Instructions for the task:
Copy exactly the run of lines that begins at the line with "What data populates" and ends at the final line of the entries.

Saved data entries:
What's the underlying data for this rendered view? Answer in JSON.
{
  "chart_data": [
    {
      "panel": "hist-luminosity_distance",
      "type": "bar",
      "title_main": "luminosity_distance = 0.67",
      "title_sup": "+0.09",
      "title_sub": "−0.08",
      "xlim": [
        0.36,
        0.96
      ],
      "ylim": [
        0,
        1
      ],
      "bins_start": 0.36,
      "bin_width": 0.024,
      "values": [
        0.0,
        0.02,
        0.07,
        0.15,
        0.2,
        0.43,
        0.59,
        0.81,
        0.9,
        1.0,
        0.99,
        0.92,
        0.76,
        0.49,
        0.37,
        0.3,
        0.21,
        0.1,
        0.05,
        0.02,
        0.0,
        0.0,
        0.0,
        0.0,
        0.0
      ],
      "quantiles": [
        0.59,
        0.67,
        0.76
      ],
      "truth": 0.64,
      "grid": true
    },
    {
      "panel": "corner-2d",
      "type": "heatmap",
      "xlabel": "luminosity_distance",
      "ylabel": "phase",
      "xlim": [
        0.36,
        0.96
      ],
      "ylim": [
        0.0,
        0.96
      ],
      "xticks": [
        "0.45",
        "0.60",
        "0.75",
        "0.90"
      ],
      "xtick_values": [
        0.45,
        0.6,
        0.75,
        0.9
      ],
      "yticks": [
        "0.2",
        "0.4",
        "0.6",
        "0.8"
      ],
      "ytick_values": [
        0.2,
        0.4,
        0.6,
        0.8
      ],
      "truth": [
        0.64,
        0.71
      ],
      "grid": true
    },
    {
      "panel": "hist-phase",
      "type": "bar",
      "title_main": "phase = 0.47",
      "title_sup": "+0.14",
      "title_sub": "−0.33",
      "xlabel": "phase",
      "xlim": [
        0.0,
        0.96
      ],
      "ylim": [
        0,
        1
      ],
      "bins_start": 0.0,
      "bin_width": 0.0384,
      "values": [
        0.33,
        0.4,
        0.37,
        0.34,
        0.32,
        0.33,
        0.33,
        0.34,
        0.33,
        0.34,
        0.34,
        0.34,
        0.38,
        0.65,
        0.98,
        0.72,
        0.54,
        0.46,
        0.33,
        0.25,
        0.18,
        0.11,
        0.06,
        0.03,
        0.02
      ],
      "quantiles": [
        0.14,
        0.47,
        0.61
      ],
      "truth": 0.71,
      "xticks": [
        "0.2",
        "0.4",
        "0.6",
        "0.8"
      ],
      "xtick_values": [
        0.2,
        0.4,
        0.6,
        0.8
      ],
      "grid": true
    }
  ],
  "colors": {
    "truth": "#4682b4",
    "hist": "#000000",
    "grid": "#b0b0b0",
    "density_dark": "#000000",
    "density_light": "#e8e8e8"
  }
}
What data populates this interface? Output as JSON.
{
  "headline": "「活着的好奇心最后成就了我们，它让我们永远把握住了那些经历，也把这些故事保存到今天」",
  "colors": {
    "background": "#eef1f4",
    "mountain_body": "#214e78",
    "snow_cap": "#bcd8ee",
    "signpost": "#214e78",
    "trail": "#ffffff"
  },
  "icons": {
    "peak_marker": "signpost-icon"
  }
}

Full output:
What data populates this interface? Output as JSON.
{
  "headline": "「活着的好奇心最后成就了我们，它让我们永远把握住了那些经历，也把这些故事保存到今天」",
  "colors": {
    "background": "#eef1f4",
    "mountain_body": "#214e78",
    "snow_cap": "#bcd8ee",
    "signpost": "#214e78",
    "trail": "#ffffff"
  },
  "icons": {
    "peak_marker": "signpost-icon"
  }
}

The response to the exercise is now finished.